##### Information shown #####
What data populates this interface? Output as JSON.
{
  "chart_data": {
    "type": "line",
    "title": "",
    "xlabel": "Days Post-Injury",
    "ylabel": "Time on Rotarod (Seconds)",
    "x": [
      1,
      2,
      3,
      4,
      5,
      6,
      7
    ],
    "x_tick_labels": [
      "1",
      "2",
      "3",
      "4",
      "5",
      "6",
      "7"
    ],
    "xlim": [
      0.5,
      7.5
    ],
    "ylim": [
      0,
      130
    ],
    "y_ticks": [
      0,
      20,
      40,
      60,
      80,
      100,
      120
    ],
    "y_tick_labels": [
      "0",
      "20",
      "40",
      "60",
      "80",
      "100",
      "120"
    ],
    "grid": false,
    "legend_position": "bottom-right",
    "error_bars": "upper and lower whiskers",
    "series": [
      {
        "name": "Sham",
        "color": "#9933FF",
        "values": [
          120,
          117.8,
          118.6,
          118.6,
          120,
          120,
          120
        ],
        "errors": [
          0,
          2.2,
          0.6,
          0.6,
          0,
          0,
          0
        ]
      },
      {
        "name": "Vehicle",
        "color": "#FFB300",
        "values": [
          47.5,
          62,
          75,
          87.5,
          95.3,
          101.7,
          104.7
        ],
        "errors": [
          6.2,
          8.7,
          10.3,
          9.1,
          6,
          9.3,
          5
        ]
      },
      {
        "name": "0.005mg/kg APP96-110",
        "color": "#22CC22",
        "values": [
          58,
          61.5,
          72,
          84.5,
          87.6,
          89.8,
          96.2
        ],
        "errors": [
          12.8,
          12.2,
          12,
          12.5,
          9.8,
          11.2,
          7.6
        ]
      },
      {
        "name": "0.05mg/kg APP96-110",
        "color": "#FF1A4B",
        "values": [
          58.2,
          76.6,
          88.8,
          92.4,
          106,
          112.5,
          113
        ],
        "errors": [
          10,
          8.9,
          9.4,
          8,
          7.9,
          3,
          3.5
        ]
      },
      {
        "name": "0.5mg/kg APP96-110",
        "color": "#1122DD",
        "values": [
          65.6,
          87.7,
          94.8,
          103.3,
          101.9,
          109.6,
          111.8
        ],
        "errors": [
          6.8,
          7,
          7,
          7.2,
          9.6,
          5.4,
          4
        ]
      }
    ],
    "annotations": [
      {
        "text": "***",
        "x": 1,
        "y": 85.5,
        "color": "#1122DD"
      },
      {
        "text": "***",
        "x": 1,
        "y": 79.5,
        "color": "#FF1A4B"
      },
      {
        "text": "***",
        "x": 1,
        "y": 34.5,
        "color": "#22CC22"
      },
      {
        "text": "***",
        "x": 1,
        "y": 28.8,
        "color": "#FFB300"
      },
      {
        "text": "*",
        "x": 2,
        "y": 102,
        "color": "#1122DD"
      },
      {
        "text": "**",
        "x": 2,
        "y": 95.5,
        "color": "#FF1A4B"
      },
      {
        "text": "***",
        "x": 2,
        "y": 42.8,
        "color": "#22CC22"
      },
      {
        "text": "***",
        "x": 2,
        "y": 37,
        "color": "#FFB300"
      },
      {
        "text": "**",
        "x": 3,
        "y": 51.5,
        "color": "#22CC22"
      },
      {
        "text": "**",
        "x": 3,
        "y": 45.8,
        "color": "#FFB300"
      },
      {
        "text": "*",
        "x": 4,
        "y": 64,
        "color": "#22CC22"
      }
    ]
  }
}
#####
Direction: Show all lines in the entries above where the word "name" appears.

Written solution:
        "name": "Sham",
        "name": "Vehicle",
        "name": "0.005mg/kg APP96-110",
        "name": "0.05mg/kg APP96-110",
        "name": "0.5mg/kg APP96-110",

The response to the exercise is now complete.